Exercise task: Without omitting anything, retype the data that follows.

Excerpted records:
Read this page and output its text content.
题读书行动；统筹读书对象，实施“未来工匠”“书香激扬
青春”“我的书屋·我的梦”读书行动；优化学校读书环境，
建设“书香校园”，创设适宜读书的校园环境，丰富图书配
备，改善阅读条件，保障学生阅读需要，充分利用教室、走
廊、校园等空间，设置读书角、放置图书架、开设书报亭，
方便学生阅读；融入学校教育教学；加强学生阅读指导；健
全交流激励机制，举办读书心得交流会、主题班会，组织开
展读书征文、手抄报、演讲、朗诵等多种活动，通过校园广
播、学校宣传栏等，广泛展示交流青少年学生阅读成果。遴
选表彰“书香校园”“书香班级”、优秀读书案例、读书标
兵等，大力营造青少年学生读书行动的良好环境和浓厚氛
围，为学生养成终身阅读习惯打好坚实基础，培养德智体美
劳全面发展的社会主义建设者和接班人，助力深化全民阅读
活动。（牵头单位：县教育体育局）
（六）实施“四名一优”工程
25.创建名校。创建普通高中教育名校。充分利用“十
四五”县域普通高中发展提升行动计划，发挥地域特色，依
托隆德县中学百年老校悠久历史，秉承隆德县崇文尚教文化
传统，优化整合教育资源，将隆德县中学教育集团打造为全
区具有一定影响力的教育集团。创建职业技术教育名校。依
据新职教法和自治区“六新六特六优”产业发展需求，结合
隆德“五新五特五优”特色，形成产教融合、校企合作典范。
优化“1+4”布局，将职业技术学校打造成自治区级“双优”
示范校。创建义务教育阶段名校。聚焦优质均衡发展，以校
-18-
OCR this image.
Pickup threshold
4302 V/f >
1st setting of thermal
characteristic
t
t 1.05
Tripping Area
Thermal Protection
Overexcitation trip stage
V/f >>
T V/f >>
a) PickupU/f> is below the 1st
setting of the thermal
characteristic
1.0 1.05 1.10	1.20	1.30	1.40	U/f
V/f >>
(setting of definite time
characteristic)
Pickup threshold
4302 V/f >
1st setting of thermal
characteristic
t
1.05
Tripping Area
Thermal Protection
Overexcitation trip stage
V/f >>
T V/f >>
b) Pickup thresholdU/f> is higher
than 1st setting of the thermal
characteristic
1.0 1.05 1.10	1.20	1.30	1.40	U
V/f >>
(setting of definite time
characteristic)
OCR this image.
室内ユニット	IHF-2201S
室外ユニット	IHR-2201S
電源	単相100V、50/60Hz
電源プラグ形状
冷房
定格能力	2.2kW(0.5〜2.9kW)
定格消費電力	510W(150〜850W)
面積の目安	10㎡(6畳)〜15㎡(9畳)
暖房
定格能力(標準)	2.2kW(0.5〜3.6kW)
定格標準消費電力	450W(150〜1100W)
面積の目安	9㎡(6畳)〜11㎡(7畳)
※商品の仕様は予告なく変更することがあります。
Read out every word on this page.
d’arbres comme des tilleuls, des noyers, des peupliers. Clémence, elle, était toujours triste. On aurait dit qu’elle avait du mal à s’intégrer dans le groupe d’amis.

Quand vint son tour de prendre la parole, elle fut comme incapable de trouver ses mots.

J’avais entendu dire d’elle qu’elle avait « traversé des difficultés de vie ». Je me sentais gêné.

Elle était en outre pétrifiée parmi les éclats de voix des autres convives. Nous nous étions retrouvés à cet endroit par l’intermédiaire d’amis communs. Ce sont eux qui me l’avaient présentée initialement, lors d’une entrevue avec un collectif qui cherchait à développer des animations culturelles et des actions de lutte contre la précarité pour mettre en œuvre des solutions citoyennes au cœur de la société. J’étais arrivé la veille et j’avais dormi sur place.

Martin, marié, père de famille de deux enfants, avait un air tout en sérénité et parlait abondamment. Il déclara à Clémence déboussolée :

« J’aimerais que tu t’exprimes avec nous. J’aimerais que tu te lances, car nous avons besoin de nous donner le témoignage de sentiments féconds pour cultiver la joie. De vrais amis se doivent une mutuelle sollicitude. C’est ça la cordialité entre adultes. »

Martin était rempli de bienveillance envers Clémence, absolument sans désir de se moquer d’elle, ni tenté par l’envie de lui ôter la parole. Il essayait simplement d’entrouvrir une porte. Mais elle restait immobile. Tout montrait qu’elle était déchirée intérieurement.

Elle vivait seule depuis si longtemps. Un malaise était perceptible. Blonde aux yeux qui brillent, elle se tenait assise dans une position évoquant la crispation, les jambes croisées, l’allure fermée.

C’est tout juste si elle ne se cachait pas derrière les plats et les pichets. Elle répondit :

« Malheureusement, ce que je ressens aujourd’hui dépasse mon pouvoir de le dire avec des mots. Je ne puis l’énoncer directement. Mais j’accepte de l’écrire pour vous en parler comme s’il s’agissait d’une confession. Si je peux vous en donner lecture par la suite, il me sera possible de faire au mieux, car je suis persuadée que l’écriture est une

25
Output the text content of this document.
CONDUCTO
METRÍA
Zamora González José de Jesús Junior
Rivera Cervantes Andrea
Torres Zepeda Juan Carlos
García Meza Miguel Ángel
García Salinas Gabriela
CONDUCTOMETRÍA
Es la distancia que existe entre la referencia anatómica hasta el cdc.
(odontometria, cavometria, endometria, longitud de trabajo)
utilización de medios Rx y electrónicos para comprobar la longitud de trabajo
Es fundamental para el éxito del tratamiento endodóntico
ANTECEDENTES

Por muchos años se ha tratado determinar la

Full output:
Read this page and output its text content.
题读书行动；统筹读书对象，实施“未来工匠”“书香激扬
青春”“我的书屋·我的梦”读书行动；优化学校读书环境，
建设“书香校园”，创设适宜读书的校园环境，丰富图书配
备，改善阅读条件，保障学生阅读需要，充分利用教室、走
廊、校园等空间，设置读书角、放置图书架、开设书报亭，
方便学生阅读；融入学校教育教学；加强学生阅读指导；健
全交流激励机制，举办读书心得交流会、主题班会，组织开
展读书征文、手抄报、演讲、朗诵等多种活动，通过校园广
播、学校宣传栏等，广泛展示交流青少年学生阅读成果。遴
选表彰“书香校园”“书香班级”、优秀读书案例、读书标
兵等，大力营造青少年学生读书行动的良好环境和浓厚氛
围，为学生养成终身阅读习惯打好坚实基础，培养德智体美
劳全面发展的社会主义建设者和接班人，助力深化全民阅读
活动。（牵头单位：县教育体育局）
（六）实施“四名一优”工程
25.创建名校。创建普通高中教育名校。充分利用“十
四五”县域普通高中发展提升行动计划，发挥地域特色，依
托隆德县中学百年老校悠久历史，秉承隆德县崇文尚教文化
传统，优化整合教育资源，将隆德县中学教育集团打造为全
区具有一定影响力的教育集团。创建职业技术教育名校。依
据新职教法和自治区“六新六特六优”产业发展需求，结合
隆德“五新五特五优”特色，形成产教融合、校企合作典范。
优化“1+4”布局，将职业技术学校打造成自治区级“双优”
示范校。创建义务教育阶段名校。聚焦优质均衡发展，以校
-18-
OCR this image.
Pickup threshold
4302 V/f >
1st setting of thermal
characteristic
t
t 1.05
Tripping Area
Thermal Protection
Overexcitation trip stage
V/f >>
T V/f >>
a) PickupU/f> is below the 1st
setting of the thermal
characteristic
1.0 1.05 1.10	1.20	1.30	1.40	U/f
V/f >>
(setting of definite time
characteristic)
Pickup threshold
4302 V/f >
1st setting of thermal
characteristic
t
1.05
Tripping Area
Thermal Protection
Overexcitation trip stage
V/f >>
T V/f >>
b) Pickup thresholdU/f> is higher
than 1st setting of the thermal
characteristic
1.0 1.05 1.10	1.20	1.30	1.40	U
V/f >>
(setting of definite time
characteristic)
OCR this image.
室内ユニット	IHF-2201S
室外ユニット	IHR-2201S
電源	単相100V、50/60Hz
電源プラグ形状
冷房
定格能力	2.2kW(0.5〜2.9kW)
定格消費電力	510W(150〜850W)
面積の目安	10㎡(6畳)〜15㎡(9畳)
暖房
定格能力(標準)	2.2kW(0.5〜3.6kW)
定格標準消費電力	450W(150〜1100W)
面積の目安	9㎡(6畳)〜11㎡(7畳)
※商品の仕様は予告なく変更することがあります。
Read out every word on this page.
d’arbres comme des tilleuls, des noyers, des peupliers. Clémence, elle, était toujours triste. On aurait dit qu’elle avait du mal à s’intégrer dans le groupe d’amis.

Quand vint son tour de prendre la parole, elle fut comme incapable de trouver ses mots.

J’avais entendu dire d’elle qu’elle avait « traversé des difficultés de vie ». Je me sentais gêné.

Elle était en outre pétrifiée parmi les éclats de voix des autres convives. Nous nous étions retrouvés à cet endroit par l’intermédiaire d’amis communs. Ce sont eux qui me l’avaient présentée initialement, lors d’une entrevue avec un collectif qui cherchait à développer des animations culturelles et des actions de lutte contre la précarité pour mettre en œuvre des solutions citoyennes au cœur de la société. J’étais arrivé la veille et j’avais dormi sur place.

Martin, marié, père de famille de deux enfants, avait un air tout en sérénité et parlait abondamment. Il déclara à Clémence déboussolée :

« J’aimerais que tu t’exprimes avec nous. J’aimerais que tu te lances, car nous avons besoin de nous donner le témoignage de sentiments féconds pour cultiver la joie. De vrais amis se doivent une mutuelle sollicitude. C’est ça la cordialité entre adultes. »

Martin était rempli de bienveillance envers Clémence, absolument sans désir de se moquer d’elle, ni tenté par l’envie de lui ôter la parole. Il essayait simplement d’entrouvrir une porte. Mais elle restait immobile. Tout montrait qu’elle était déchirée intérieurement.

Elle vivait seule depuis si longtemps. Un malaise était perceptible. Blonde aux yeux qui brillent, elle se tenait assise dans une position évoquant la crispation, les jambes croisées, l’allure fermée.

C’est tout juste si elle ne se cachait pas derrière les plats et les pichets. Elle répondit :

« Malheureusement, ce que je ressens aujourd’hui dépasse mon pouvoir de le dire avec des mots. Je ne puis l’énoncer directement. Mais j’accepte de l’écrire pour vous en parler comme s’il s’agissait d’une confession. Si je peux vous en donner lecture par la suite, il me sera possible de faire au mieux, car je suis persuadée que l’écriture est une

25
Output the text content of this document.
CONDUCTO
METRÍA
Zamora González José de Jesús Junior
Rivera Cervantes Andrea
Torres Zepeda Juan Carlos
García Meza Miguel Ángel
García Salinas Gabriela
CONDUCTOMETRÍA
Es la distancia que existe entre la referencia anatómica hasta el cdc.
(odontometria, cavometria, endometria, longitud de trabajo)
utilización de medios Rx y electrónicos para comprobar la longitud de trabajo
Es fundamental para el éxito del tratamiento endodóntico
ANTECEDENTES

Por muchos años se ha tratado determinar la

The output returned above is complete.